*Reading passage*:
== Segment start ==
Accurate, rapid and high-throughput detection of strain-specific polymorphisms in Bacillus anthracis and Yersinia pestis by next-generation sequencing.

BACKGROUND

In the event of biocrimes or infectious disease outbreaks, high-resolution genetic characterization for identifying the agent and attributing it to a specific source can be crucial for an effective response. Until recently, in-depth genetic characterization required expensive and time-consuming Sanger sequencing of a few strains, followed by genotyping of a small number of marker loci in a panel of isolates at or by gel-based approaches such as pulsed field gel electrophoresis, which by necessity ignores most of the genome. Next-generation, massively parallel sequencing (MPS) technology (specifically the Applied Biosystems sequencing by oligonucleotide ligation and detection (SOLiD™) system) is a powerful investigative tool for rapid, cost-effective and parallel microbial whole-genome characterization.

RESULTS

To demonstrate the utility of MPS for whole-genome typing of monomorphic pathogens, four Bacillus anthracis and four Yersinia pestis strains were sequenced in parallel. Reads were aligned to complete reference genomes, and genomic variations were identified. Resequencing of the B. anthracis Ames ancestor strain detected no false-positive single-nucleotide polymorphisms (SNPs), and mapping of reads to the Sterne strain correctly identified 98% of the 133 SNPs that are not clustered or associated with repeats. Three geographically distinct B. anthracis strains from the A branch lineage were found to have between 352 and 471 SNPs each, relative to the Ames genome, and one strain harbored a genomic amplification. Sequencing of four Y. pestis strains from the Orientalis lineage identified between 20 and 54 SNPs per strain relative to the CO92 genome, with the single Bolivian isolate having approximately twice as many SNPs as the three more closely related North American strains. Coverage plotting also revealed a common deletion in two strains and an amplification in the Bolivian strain that appear to be due to insertion element-mediated recombination events. Most private SNPs (that is, a, variant found in only one strain in this set) selected for validation by Sanger sequencing were confirmed, although rare false-positive SNPs were associated with variable nucleotide tandem repeats.
== Segment end ==
Recorded data
== Segment start ==
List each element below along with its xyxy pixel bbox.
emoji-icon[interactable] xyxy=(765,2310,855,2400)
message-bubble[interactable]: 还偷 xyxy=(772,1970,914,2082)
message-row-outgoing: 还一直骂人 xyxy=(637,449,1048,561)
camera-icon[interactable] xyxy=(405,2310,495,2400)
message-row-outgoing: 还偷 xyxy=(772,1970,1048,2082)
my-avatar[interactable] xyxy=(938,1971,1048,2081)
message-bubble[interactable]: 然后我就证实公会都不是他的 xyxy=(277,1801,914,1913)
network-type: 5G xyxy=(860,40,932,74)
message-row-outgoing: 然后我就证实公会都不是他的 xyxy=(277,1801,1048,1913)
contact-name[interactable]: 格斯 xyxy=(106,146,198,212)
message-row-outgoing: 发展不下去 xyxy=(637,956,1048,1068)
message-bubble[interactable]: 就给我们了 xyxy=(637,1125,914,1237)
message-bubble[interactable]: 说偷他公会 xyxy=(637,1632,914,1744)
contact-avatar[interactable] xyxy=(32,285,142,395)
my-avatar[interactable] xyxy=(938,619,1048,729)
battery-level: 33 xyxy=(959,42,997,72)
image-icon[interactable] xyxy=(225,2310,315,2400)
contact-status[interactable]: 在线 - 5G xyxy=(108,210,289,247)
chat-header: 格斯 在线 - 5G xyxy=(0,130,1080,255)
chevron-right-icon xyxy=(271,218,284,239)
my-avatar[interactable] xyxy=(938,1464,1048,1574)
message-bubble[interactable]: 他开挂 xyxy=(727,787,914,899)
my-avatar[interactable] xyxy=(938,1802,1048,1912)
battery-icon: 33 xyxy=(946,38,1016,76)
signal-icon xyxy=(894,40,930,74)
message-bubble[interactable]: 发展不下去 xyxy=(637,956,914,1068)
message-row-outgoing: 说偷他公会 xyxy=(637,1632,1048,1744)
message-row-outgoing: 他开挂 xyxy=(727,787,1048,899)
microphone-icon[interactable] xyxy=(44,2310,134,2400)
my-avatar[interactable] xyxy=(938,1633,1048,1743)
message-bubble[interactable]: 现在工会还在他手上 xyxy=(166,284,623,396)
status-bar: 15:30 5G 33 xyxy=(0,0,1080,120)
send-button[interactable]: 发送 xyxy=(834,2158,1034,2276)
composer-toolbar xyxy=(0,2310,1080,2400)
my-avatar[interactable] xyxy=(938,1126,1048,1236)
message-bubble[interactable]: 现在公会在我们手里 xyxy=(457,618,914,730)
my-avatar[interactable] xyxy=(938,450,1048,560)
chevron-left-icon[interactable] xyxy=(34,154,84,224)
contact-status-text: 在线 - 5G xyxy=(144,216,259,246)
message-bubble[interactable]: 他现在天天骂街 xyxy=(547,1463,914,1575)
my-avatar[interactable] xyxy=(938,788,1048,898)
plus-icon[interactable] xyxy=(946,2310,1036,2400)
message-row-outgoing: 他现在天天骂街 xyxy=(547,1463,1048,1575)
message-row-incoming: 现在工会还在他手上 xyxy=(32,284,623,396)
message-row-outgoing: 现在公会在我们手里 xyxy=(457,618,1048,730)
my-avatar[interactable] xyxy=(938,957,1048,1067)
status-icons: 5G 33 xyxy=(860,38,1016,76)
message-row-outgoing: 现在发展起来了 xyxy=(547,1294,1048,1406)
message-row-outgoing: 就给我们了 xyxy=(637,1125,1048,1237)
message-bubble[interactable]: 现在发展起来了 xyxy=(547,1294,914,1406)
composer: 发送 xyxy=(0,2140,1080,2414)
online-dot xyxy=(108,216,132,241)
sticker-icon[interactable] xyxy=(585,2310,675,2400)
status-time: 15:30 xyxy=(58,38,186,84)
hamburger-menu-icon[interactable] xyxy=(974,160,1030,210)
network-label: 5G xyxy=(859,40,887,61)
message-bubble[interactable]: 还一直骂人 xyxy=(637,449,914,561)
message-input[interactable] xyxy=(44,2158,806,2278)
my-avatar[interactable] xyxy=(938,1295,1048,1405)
== Segment end ==
*Exercise*:
According to the sequencing abstract, how many SNPs per strain relative to the CO92 genome were found in the four Y. pestis strains?

*Result*:
Between 20 and 54 SNPs per strain.